**What needs to be done**
Repeat the listing in full, exactly as it stands.

# Task input start

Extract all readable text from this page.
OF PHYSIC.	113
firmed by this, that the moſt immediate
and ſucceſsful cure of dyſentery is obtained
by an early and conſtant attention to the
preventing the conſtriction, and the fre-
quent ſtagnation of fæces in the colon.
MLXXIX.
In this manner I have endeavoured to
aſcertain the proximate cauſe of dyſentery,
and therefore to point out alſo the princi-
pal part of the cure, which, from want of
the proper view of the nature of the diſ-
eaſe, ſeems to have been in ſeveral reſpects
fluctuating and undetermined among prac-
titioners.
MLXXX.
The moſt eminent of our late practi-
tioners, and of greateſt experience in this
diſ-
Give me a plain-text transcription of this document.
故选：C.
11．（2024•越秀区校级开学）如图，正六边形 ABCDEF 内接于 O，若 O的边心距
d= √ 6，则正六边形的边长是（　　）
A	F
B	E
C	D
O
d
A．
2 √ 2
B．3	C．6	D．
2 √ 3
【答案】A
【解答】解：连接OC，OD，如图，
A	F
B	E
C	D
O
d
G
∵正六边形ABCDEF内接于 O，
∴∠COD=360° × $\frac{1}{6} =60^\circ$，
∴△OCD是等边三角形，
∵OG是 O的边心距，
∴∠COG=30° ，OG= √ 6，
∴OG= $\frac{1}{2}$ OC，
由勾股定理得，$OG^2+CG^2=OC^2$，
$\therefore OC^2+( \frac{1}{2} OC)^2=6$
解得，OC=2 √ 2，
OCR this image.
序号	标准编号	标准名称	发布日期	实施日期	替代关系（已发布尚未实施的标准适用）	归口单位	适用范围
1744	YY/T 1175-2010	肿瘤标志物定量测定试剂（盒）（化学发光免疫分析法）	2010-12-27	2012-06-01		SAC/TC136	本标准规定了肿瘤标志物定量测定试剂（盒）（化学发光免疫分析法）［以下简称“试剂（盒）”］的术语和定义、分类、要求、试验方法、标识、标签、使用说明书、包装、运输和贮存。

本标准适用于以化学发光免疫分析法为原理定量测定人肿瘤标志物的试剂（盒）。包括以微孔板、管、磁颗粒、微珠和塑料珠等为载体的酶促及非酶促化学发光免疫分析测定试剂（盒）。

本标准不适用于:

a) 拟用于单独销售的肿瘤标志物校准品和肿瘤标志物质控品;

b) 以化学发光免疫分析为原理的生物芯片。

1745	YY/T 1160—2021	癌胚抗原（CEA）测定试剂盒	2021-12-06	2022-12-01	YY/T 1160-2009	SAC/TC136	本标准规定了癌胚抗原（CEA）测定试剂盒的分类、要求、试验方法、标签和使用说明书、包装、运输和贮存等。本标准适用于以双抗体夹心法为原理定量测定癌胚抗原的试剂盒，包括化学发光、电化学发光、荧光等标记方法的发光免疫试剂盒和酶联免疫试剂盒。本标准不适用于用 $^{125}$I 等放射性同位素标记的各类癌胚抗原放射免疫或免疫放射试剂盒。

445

# Task input end

**Written response**
Extract all readable text from this page.
OF PHYSIC.	113
firmed by this, that the moſt immediate
and ſucceſsful cure of dyſentery is obtained
by an early and conſtant attention to the
preventing the conſtriction, and the fre-
quent ſtagnation of fæces in the colon.
MLXXIX.
In this manner I have endeavoured to
aſcertain the proximate cauſe of dyſentery,
and therefore to point out alſo the princi-
pal part of the cure, which, from want of
the proper view of the nature of the diſ-
eaſe, ſeems to have been in ſeveral reſpects
fluctuating and undetermined among prac-
titioners.
MLXXX.
The moſt eminent of our late practi-
tioners, and of greateſt experience in this
diſ-
Give me a plain-text transcription of this document.
故选：C.
11．（2024•越秀区校级开学）如图，正六边形 ABCDEF 内接于 O，若 O的边心距
d= √ 6，则正六边形的边长是（　　）
A	F
B	E
C	D
O
d
A．
2 √ 2
B．3	C．6	D．
2 √ 3
【答案】A
【解答】解：连接OC，OD，如图，
A	F
B	E
C	D
O
d
G
∵正六边形ABCDEF内接于 O，
∴∠COD=360° × $\frac{1}{6} =60^\circ$，
∴△OCD是等边三角形，
∵OG是 O的边心距，
∴∠COG=30° ，OG= √ 6，
∴OG= $\frac{1}{2}$ OC，
由勾股定理得，$OG^2+CG^2=OC^2$，
$\therefore OC^2+( \frac{1}{2} OC)^2=6$
解得，OC=2 √ 2，
OCR this image.
序号	标准编号	标准名称	发布日期	实施日期	替代关系（已发布尚未实施的标准适用）	归口单位	适用范围
1744	YY/T 1175-2010	肿瘤标志物定量测定试剂（盒）（化学发光免疫分析法）	2010-12-27	2012-06-01		SAC/TC136	本标准规定了肿瘤标志物定量测定试剂（盒）（化学发光免疫分析法）［以下简称“试剂（盒）”］的术语和定义、分类、要求、试验方法、标识、标签、使用说明书、包装、运输和贮存。

本标准适用于以化学发光免疫分析法为原理定量测定人肿瘤标志物的试剂（盒）。包括以微孔板、管、磁颗粒、微珠和塑料珠等为载体的酶促及非酶促化学发光免疫分析测定试剂（盒）。

本标准不适用于:

a) 拟用于单独销售的肿瘤标志物校准品和肿瘤标志物质控品;

b) 以化学发光免疫分析为原理的生物芯片。

1745	YY/T 1160—2021	癌胚抗原（CEA）测定试剂盒	2021-12-06	2022-12-01	YY/T 1160-2009	SAC/TC136	本标准规定了癌胚抗原（CEA）测定试剂盒的分类、要求、试验方法、标签和使用说明书、包装、运输和贮存等。本标准适用于以双抗体夹心法为原理定量测定癌胚抗原的试剂盒，包括化学发光、电化学发光、荧光等标记方法的发光免疫试剂盒和酶联免疫试剂盒。本标准不适用于用 $^{125}$I 等放射性同位素标记的各类癌胚抗原放射免疫或免疫放射试剂盒。

445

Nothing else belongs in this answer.